What the task requires> Which lines include the word "есть"? Copy each of them.
* BEGIN Data extract *
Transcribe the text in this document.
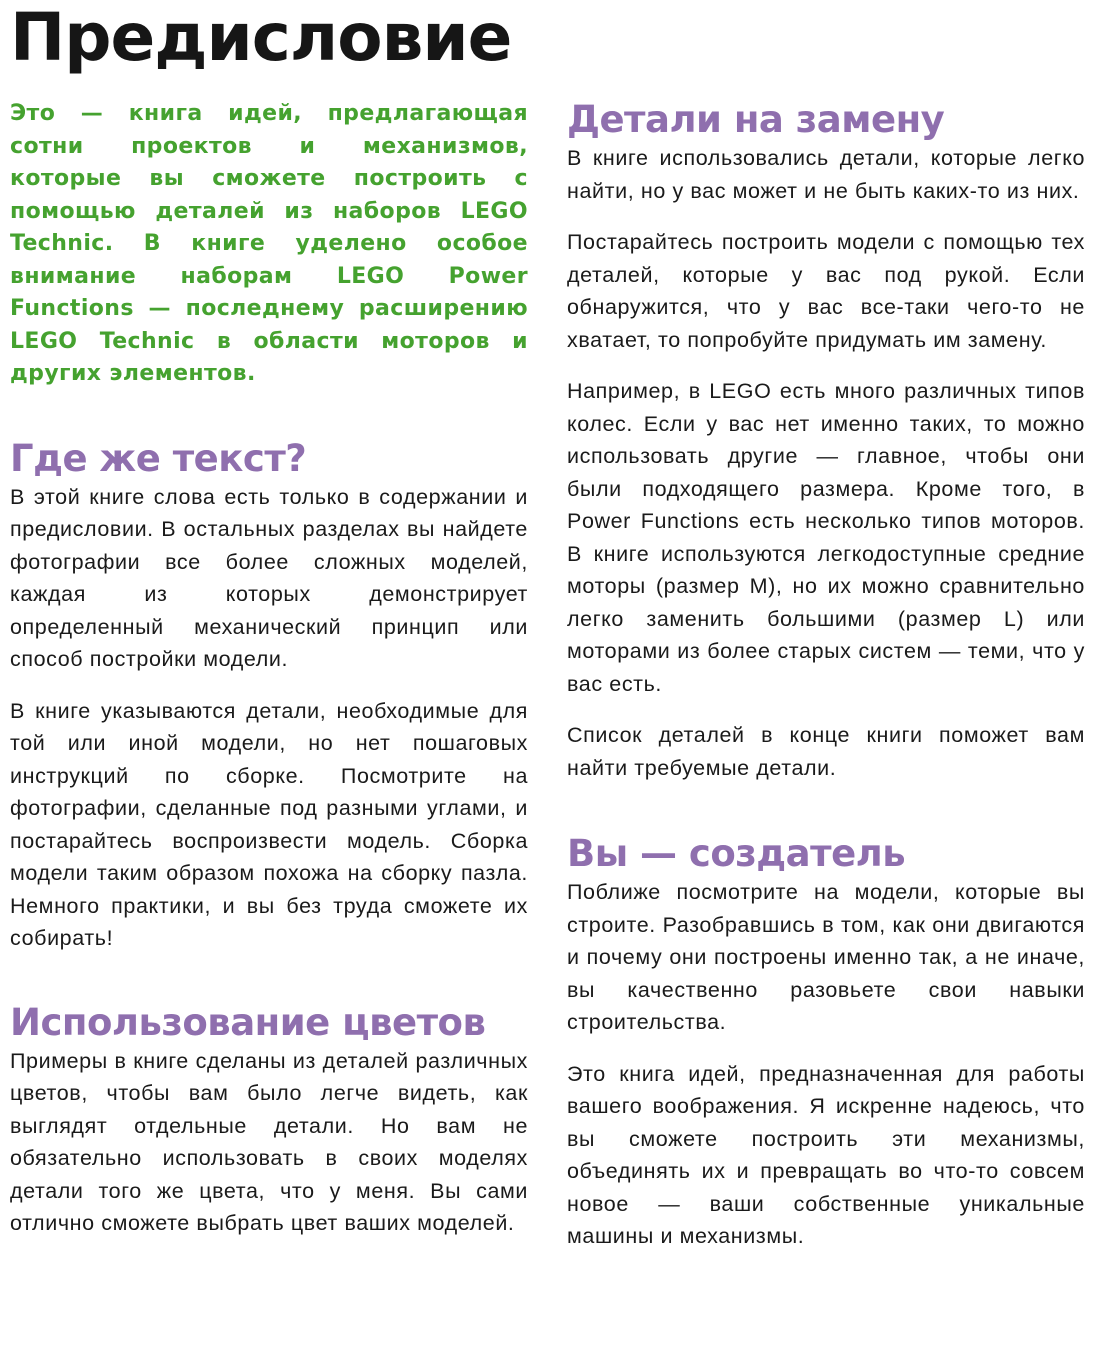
Предисловие

Это — книга идей, предлагающая сотни проектов и механизмов, которые вы сможете построить с помощью деталей из наборов LEGO Technic. В книге уделено особое внимание наборам LEGO Power Functions — последнему расширению LEGO Technic в области моторов и других элементов.

Где же текст?

В этой книге слова есть только в содержании и предисловии. В остальных разделах вы найдете фотографии все более сложных моделей, каждая из которых демонстрирует определенный механический принцип или способ постройки модели.

В книге указываются детали, необходимые для той или иной модели, но нет пошаговых инструкций по сборке. Посмотрите на фотографии, сделанные под разными углами, и постарайтесь воспроизвести модель. Сборка модели таким образом похожа на сборку пазла. Немного практики, и вы без труда сможете их собирать!

Использование цветов

Примеры в книге сделаны из деталей различных цветов, чтобы вам было легче видеть, как выглядят отдельные детали. Но вам не обязательно использовать в своих моделях детали того же цвета, что у меня. Вы сами отлично сможете выбрать цвет ваших моделей.

Детали на замену

В книге использовались детали, которые легко найти, но у вас может и не быть каких-то из них.

Постарайтесь построить модели с помощью тех деталей, которые у вас под рукой. Если обнаружится, что у вас все-таки чего-то не хватает, то попробуйте придумать им замену.

Например, в LEGO есть много различных типов колес. Если у вас нет именно таких, то можно использовать другие — главное, чтобы они были подходящего размера. Кроме того, в Power Functions есть несколько типов моторов. В книге используются легкодоступные средние моторы (размер M), но их можно сравнительно легко заменить большими (размер L) или моторами из более старых систем — теми, что у вас есть.

Список деталей в конце книги поможет вам найти требуемые детали.

Вы — создатель

Поближе посмотрите на модели, которые вы строите. Разобравшись в том, как они двигаются и почему они построены именно так, а не иначе, вы качественно разовьете свои навыки строительства.

Это книга идей, предназначенная для работы вашего воображения. Я искренне надеюсь, что вы сможете построить эти механизмы, объединять их и превращать во что-то совсем новое — ваши собственные уникальные машины и механизмы.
* END Data extract *
In response>
В этой книге слова есть только в содержании и предисловии. В остальных разделах вы найдете фотографии все более сложных моделей, каждая из которых демонстрирует определенный механический принцип или способ постройки модели.
Например, в LEGO есть много различных типов колес. Если у вас нет именно таких, то можно использовать другие — главное, чтобы они были подходящего размера. Кроме того, в Power Functions есть несколько типов моторов. В книге используются легкодоступные средние моторы (размер M), но их можно сравнительно легко заменить большими (размер L) или моторами из более старых систем — теми, что у вас есть.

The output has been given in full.